Say how many lines in the data below contain the word "image", and give no other text.
------------------------------------------------
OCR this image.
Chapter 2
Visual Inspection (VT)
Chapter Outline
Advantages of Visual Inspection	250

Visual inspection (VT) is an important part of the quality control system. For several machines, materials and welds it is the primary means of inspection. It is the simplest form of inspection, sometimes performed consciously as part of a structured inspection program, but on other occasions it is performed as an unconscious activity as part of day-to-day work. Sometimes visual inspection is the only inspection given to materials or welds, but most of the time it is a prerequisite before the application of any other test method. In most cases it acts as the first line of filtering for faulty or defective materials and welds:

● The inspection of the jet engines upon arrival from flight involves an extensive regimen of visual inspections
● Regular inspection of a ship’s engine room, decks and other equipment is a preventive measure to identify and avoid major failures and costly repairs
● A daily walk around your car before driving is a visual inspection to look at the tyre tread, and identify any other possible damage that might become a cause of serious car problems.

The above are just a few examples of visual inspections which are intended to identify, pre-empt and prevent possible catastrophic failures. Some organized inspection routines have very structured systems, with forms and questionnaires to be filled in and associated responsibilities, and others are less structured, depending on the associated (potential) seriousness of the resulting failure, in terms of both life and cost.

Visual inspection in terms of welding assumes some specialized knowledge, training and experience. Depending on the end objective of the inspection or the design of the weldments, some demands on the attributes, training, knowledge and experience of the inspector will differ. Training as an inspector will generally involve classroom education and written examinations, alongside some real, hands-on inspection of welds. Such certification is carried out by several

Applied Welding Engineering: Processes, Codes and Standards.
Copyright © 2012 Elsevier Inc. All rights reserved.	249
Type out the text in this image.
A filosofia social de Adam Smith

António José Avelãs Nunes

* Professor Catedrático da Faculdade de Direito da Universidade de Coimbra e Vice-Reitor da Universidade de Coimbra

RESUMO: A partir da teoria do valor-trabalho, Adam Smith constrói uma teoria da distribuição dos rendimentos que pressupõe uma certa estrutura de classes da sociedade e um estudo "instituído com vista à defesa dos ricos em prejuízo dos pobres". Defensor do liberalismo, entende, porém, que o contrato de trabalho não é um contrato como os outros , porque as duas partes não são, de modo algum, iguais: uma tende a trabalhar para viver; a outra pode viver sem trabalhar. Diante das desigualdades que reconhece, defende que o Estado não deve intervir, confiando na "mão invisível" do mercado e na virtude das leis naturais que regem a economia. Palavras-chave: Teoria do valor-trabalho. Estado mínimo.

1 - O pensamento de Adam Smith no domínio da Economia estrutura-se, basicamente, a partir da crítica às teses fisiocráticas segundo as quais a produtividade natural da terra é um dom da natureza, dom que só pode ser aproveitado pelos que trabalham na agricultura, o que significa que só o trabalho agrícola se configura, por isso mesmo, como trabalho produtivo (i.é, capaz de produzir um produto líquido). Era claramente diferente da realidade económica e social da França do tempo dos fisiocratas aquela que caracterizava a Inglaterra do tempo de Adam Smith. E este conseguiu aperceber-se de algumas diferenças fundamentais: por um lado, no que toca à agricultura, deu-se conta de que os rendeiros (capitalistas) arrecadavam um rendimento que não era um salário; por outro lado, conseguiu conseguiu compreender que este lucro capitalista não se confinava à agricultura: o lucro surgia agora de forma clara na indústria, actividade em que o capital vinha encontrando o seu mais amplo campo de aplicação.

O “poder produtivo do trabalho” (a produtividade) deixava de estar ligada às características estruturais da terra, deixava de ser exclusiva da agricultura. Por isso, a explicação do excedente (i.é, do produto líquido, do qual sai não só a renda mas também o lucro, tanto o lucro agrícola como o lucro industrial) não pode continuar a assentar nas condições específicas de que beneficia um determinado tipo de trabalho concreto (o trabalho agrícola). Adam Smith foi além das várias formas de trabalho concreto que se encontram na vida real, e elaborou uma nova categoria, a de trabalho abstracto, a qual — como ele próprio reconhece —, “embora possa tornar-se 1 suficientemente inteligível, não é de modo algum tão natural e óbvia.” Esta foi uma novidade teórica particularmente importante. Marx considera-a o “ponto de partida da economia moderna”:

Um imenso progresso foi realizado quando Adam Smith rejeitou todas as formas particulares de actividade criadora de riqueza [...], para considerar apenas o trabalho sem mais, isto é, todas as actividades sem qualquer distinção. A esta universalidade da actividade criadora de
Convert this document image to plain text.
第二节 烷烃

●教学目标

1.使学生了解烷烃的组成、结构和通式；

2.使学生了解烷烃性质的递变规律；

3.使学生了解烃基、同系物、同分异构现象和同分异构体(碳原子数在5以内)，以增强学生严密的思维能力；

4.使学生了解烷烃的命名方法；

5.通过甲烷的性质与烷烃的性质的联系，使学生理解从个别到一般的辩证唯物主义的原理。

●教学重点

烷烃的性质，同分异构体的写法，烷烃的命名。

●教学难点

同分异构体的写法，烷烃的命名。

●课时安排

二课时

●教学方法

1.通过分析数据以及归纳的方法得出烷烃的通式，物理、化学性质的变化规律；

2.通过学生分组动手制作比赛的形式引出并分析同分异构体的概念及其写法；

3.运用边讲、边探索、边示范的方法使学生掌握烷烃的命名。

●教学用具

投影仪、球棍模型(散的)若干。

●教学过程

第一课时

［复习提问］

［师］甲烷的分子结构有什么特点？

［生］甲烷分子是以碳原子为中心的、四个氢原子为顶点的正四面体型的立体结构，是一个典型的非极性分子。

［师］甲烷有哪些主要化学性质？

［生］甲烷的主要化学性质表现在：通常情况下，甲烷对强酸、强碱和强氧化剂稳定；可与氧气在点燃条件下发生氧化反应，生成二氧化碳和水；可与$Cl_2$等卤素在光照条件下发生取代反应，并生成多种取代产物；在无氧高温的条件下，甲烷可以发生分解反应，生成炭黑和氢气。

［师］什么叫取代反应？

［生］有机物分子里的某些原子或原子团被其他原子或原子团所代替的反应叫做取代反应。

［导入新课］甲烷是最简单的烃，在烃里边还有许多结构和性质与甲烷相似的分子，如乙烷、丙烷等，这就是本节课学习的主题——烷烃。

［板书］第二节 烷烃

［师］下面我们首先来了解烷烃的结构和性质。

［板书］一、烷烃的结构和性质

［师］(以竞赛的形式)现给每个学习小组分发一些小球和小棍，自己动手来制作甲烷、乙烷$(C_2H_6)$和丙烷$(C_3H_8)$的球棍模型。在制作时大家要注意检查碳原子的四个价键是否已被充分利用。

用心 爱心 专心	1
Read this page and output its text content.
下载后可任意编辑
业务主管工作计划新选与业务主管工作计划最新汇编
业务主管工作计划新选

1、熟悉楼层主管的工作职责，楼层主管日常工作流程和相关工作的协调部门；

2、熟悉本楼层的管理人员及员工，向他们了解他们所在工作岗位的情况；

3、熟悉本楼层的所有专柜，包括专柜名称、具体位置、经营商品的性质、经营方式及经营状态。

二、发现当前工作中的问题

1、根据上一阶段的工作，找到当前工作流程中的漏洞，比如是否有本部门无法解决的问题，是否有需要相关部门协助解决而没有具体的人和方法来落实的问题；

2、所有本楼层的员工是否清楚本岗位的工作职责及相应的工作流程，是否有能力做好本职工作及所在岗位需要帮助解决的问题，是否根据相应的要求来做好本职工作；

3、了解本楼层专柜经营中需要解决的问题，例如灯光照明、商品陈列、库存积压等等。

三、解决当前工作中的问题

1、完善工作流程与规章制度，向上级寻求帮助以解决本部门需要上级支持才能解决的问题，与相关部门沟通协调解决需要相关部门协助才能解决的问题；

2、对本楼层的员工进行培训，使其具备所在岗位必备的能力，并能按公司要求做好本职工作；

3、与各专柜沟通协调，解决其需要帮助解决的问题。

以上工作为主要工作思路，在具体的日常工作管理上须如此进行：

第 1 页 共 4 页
------------------------------------------------
■ CORRECT OUTPUT ■
3